• _Brief_: From the entries below, reproduce exactly the lines from the one with "What data was" through the one with "Give me the", both included, without images.

• _Data shown_:
▬▬▬▬▬▬

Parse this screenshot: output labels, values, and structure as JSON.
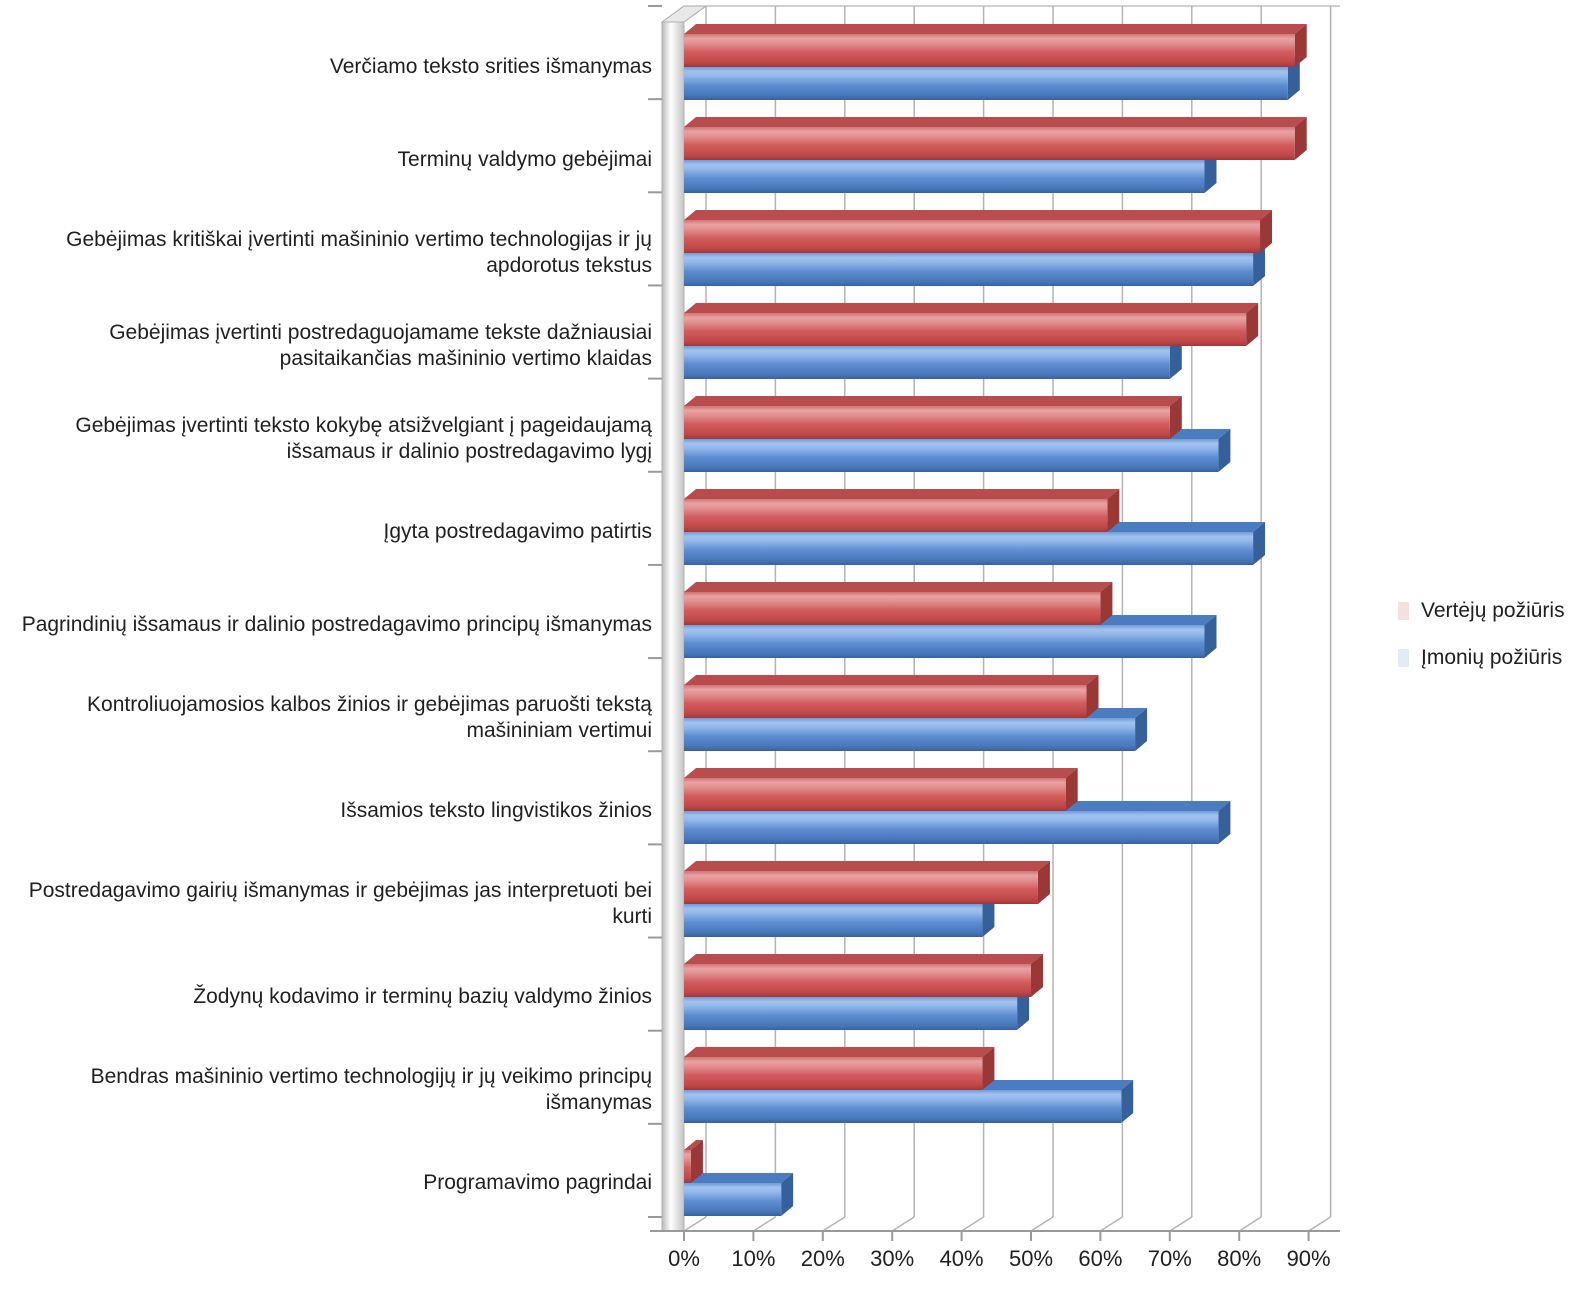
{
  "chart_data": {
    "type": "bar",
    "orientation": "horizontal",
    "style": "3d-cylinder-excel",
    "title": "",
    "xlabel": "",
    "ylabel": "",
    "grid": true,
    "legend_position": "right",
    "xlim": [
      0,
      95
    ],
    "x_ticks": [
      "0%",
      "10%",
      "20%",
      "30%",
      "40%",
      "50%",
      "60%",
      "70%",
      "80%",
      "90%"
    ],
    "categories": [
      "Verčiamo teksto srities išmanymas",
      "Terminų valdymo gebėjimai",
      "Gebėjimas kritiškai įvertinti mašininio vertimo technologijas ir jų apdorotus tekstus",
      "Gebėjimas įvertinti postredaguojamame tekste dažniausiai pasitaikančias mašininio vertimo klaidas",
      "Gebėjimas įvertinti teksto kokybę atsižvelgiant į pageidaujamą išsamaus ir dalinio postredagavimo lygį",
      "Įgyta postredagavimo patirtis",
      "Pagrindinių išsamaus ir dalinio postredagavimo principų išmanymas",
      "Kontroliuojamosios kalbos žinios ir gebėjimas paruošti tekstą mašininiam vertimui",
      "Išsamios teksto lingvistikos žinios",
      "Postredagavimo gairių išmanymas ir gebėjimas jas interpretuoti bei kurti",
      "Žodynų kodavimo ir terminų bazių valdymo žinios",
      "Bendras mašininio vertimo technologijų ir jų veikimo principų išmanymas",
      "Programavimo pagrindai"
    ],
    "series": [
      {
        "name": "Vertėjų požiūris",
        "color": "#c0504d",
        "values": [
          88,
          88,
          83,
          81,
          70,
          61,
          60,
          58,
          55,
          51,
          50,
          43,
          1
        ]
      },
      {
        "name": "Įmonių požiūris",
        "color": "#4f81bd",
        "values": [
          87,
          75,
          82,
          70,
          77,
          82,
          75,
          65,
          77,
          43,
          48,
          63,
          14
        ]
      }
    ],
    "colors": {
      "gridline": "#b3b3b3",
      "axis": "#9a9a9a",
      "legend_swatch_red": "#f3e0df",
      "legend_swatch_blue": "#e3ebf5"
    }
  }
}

▬▬▬▬▬▬

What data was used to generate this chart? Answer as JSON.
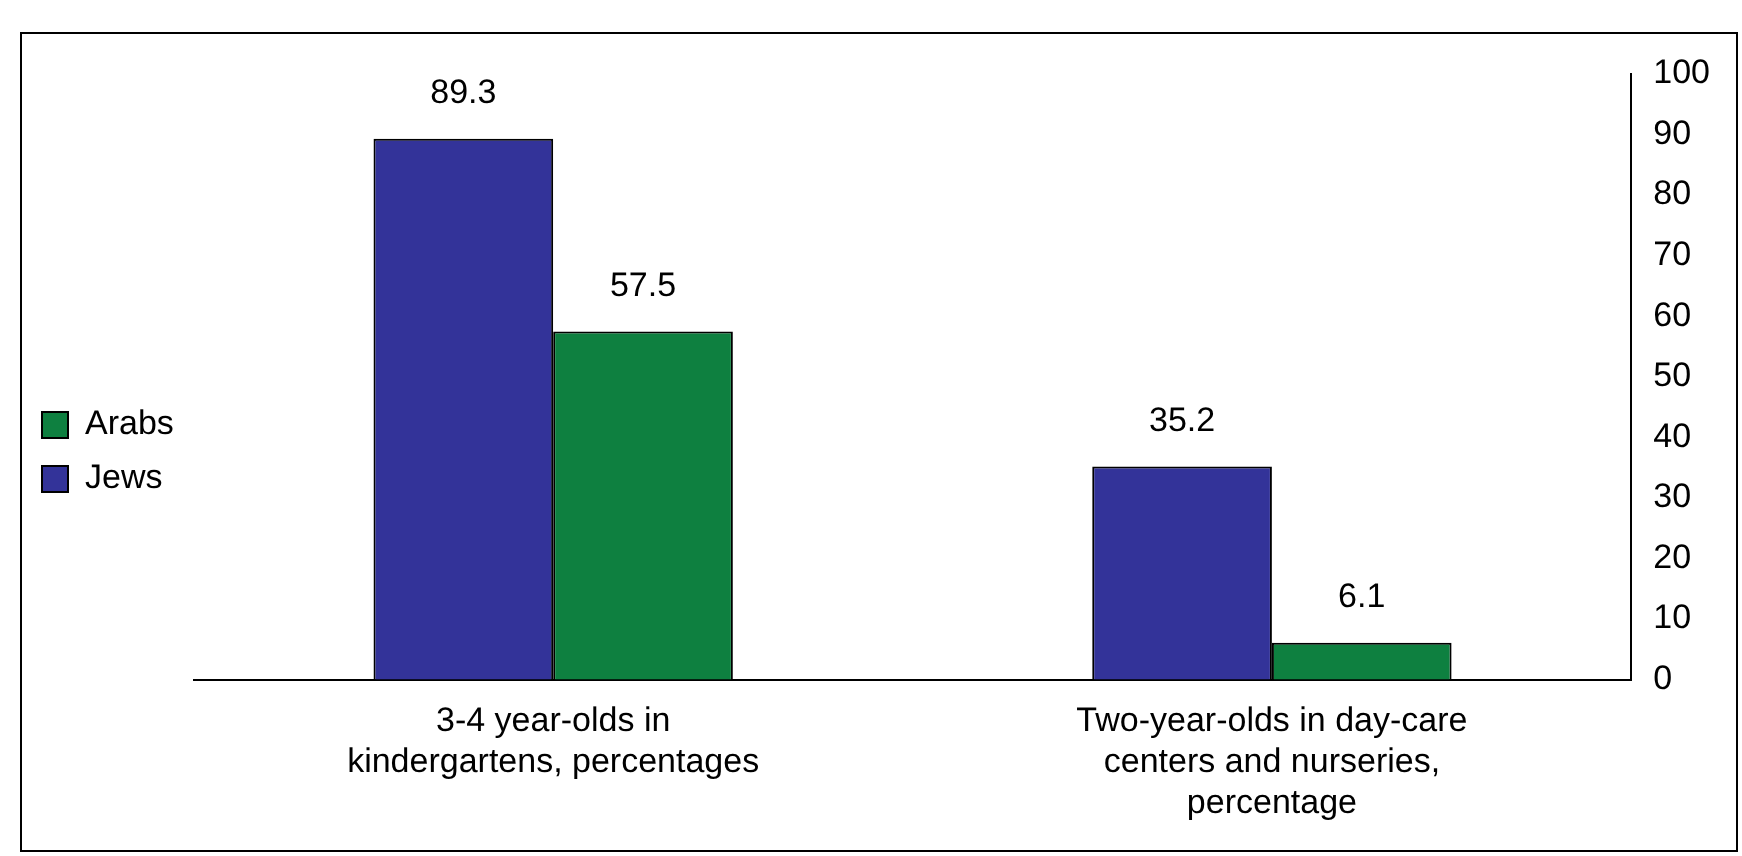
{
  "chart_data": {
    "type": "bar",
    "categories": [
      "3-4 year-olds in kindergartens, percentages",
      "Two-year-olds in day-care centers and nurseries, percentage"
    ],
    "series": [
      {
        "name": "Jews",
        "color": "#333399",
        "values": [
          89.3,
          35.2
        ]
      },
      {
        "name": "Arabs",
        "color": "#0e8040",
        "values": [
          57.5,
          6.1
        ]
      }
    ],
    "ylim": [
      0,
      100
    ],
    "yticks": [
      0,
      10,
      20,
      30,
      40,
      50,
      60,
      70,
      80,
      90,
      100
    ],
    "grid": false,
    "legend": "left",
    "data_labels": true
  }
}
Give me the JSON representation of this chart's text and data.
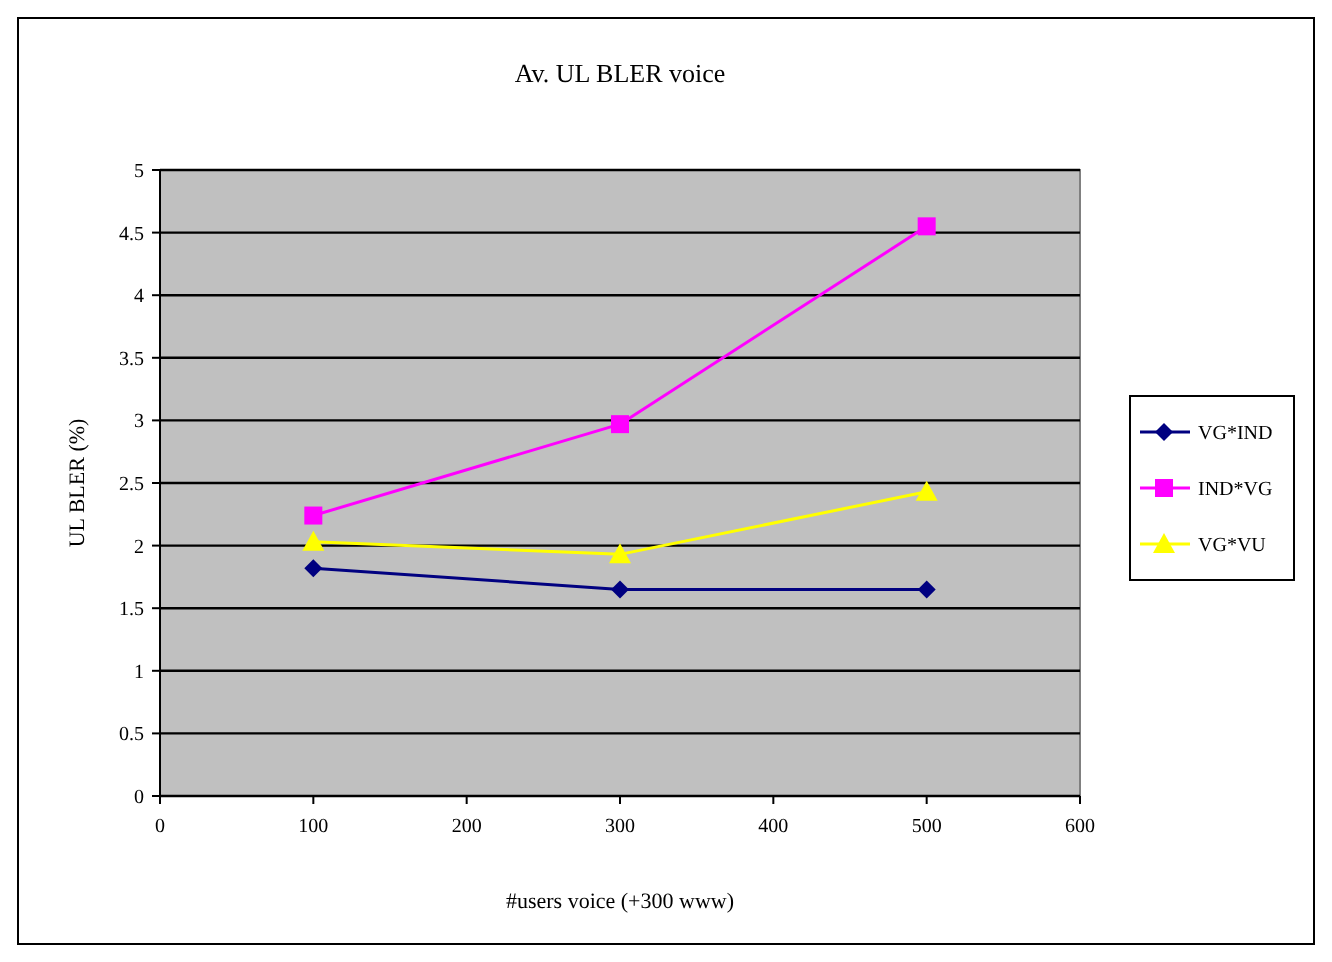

▬▬▬▬▬▬

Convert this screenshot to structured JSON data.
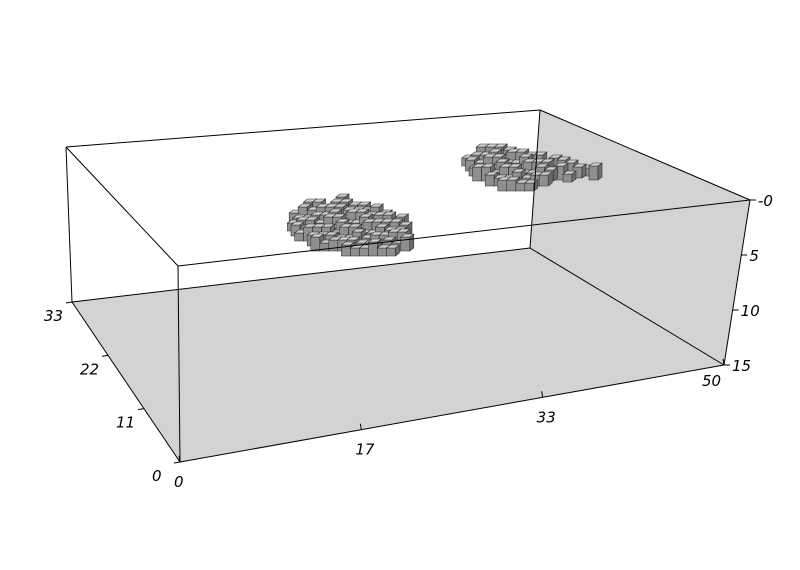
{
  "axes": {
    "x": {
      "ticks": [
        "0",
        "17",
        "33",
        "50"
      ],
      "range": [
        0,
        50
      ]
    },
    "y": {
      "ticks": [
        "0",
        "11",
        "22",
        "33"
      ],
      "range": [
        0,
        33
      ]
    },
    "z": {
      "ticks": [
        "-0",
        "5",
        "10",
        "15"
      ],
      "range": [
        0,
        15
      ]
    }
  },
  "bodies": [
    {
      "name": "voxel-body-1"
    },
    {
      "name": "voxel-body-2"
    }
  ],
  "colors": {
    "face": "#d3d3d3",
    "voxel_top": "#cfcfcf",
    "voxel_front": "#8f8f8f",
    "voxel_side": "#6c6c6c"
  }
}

▬▬▬▬▬▬

• _Correct response_:
What data was used to generate this chart? Answer as JSON.
{
  "chart_data": {
    "type": "bar",
    "categories": [
      "3-4 year-olds in kindergartens, percentages",
      "Two-year-olds in day-care centers and nurseries, percentage"
    ],
    "series": [
      {
        "name": "Jews",
        "color": "#333399",
        "values": [
          89.3,
          35.2
        ]
      },
      {
        "name": "Arabs",
        "color": "#0e8040",
        "values": [
          57.5,
          6.1
        ]
      }
    ],
    "ylim": [
      0,
      100
    ],
    "yticks": [
      0,
      10,
      20,
      30,
      40,
      50,
      60,
      70,
      80,
      90,
      100
    ],
    "grid": false,
    "legend": "left",
    "data_labels": true
  }
}
Give me the JSON representation of this chart's text and data.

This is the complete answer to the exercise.